» **Exercise objective**
Locate every line in the items below that contains the string "icon" and copy each of those lines.

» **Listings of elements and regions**
○ ○ ○
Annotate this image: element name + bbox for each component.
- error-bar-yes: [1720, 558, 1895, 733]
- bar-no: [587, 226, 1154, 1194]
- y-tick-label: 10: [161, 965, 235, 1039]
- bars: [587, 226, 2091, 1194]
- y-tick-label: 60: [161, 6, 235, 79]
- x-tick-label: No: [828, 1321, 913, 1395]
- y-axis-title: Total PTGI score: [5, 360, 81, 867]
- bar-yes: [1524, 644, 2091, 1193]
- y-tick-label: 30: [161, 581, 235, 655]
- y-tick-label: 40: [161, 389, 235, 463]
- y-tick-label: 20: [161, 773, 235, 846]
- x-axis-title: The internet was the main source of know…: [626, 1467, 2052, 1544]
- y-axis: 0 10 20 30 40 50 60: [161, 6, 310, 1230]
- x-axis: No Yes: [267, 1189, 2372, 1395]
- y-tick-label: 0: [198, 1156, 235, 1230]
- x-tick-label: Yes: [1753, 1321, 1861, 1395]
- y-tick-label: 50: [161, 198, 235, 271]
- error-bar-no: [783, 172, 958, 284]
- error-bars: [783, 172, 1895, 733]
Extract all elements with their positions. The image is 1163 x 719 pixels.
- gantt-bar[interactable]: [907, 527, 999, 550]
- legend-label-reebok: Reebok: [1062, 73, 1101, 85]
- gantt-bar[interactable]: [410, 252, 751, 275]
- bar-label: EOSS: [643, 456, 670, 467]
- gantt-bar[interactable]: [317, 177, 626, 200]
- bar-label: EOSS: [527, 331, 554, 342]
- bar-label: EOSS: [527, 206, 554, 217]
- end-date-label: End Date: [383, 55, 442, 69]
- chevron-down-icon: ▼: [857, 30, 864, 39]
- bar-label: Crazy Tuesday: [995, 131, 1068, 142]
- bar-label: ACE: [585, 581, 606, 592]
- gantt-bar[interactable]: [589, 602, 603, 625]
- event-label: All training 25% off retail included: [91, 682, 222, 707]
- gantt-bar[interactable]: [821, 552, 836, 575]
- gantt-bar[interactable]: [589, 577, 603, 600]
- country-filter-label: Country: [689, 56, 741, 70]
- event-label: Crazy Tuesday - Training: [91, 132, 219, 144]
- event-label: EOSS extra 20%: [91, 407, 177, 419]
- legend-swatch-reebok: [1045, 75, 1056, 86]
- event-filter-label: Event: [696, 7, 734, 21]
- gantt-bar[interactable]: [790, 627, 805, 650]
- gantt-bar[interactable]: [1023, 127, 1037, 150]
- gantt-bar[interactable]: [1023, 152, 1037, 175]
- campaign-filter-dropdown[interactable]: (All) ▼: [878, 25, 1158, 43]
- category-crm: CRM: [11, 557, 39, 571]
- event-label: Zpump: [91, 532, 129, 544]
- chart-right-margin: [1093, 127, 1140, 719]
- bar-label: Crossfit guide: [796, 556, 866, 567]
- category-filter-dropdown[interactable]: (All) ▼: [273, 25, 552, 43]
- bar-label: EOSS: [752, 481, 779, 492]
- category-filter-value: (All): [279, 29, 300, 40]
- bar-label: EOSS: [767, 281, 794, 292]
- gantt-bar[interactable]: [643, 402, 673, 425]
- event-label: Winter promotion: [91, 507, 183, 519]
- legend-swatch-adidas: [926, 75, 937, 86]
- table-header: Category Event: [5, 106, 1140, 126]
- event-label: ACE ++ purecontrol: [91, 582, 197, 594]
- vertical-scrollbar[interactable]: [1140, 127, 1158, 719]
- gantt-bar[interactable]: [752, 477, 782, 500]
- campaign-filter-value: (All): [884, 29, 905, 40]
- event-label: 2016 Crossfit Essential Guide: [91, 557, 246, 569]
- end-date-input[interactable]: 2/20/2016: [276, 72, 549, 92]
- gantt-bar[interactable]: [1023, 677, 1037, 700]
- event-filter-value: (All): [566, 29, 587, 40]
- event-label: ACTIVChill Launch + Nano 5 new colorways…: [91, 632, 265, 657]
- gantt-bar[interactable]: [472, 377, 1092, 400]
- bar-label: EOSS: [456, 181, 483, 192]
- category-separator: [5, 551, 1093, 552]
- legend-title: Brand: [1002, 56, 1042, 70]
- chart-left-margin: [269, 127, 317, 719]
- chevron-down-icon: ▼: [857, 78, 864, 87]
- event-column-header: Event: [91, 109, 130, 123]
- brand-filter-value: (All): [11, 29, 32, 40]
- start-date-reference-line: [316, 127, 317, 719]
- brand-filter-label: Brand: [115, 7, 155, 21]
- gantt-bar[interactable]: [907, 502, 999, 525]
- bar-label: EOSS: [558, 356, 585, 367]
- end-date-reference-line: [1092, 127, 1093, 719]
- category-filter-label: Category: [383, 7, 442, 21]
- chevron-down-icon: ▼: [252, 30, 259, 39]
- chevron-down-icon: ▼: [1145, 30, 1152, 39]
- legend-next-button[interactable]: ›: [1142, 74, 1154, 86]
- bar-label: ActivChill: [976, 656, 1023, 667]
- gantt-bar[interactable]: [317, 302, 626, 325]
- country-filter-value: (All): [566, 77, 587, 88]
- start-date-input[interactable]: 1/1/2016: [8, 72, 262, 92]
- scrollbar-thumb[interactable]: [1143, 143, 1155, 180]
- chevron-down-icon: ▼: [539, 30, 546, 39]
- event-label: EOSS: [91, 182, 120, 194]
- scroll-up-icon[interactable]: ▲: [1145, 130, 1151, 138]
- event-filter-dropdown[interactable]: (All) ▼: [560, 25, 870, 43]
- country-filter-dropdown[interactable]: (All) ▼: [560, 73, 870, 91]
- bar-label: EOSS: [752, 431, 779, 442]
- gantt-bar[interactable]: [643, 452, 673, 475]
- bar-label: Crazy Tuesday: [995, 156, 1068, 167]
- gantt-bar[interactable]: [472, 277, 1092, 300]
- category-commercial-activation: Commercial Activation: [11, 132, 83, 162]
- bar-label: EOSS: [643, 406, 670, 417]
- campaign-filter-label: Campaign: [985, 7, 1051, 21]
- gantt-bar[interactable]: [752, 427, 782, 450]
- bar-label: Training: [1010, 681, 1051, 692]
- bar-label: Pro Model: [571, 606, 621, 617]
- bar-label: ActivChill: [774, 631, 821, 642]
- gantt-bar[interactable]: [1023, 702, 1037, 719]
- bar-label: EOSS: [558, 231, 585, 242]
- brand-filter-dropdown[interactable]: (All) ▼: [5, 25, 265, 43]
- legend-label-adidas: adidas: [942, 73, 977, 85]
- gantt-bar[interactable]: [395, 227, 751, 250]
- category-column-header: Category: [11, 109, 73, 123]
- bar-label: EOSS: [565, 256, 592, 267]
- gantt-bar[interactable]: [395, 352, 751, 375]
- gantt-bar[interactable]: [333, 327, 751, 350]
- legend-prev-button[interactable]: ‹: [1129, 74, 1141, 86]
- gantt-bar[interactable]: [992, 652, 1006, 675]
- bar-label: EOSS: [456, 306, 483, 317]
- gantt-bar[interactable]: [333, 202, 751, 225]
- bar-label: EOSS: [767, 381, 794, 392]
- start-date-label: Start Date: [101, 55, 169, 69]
○ ○ ○
» **Completed task**
- chevron-down-icon: ▼: [857, 30, 864, 39]
- chevron-down-icon: ▼: [857, 78, 864, 87]
- chevron-down-icon: ▼: [252, 30, 259, 39]
- chevron-down-icon: ▼: [1145, 30, 1152, 39]
- chevron-down-icon: ▼: [539, 30, 546, 39]
- scroll-up-icon[interactable]: ▲: [1145, 130, 1151, 138]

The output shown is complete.